(Records from a collection of figures)

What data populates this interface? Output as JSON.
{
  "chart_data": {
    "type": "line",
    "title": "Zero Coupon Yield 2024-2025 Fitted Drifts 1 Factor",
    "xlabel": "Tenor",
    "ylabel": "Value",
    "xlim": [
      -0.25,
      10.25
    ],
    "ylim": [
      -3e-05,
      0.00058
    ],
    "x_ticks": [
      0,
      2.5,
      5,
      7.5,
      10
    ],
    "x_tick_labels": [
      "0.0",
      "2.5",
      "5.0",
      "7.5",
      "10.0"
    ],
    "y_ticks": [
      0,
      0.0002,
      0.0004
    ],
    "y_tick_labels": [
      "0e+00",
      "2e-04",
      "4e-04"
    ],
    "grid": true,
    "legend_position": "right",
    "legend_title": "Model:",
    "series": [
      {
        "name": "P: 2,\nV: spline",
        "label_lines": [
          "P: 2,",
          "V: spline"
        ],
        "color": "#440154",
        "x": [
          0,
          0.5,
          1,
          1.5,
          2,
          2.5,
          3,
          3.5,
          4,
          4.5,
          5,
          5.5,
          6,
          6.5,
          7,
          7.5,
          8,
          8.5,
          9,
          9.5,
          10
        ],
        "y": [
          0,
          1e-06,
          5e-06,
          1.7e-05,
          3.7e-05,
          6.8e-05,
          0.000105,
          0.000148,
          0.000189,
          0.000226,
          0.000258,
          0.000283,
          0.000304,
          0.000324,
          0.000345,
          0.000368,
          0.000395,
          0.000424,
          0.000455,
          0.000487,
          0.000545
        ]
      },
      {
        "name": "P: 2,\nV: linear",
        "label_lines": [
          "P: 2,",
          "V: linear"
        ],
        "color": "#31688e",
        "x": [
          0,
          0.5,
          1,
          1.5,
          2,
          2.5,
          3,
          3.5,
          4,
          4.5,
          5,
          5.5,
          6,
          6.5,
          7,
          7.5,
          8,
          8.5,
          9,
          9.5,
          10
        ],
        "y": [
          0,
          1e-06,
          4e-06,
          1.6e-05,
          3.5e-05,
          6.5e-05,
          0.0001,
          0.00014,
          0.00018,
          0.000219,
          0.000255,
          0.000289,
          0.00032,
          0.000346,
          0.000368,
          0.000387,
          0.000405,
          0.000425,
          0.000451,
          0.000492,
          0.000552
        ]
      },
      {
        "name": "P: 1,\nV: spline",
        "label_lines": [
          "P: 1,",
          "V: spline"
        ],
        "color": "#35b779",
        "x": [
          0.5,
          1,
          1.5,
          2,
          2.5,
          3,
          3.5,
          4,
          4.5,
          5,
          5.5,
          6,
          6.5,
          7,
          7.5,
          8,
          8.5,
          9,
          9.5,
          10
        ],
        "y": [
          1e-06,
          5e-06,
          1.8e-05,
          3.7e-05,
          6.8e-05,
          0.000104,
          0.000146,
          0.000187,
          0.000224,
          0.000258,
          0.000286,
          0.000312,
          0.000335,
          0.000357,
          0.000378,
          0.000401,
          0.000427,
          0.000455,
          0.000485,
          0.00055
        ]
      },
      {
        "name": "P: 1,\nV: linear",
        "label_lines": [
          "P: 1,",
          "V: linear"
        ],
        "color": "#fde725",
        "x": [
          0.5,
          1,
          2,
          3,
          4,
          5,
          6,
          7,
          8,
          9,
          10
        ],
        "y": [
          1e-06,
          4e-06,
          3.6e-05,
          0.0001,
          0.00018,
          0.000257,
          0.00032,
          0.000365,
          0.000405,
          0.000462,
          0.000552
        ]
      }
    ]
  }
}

:: Goal ::
Copy every line of the data that holds the string "spline".

:: Problem solution ::
        "name": "P: 2,\nV: spline",
          "V: spline"
        "name": "P: 1,\nV: spline",
          "V: spline"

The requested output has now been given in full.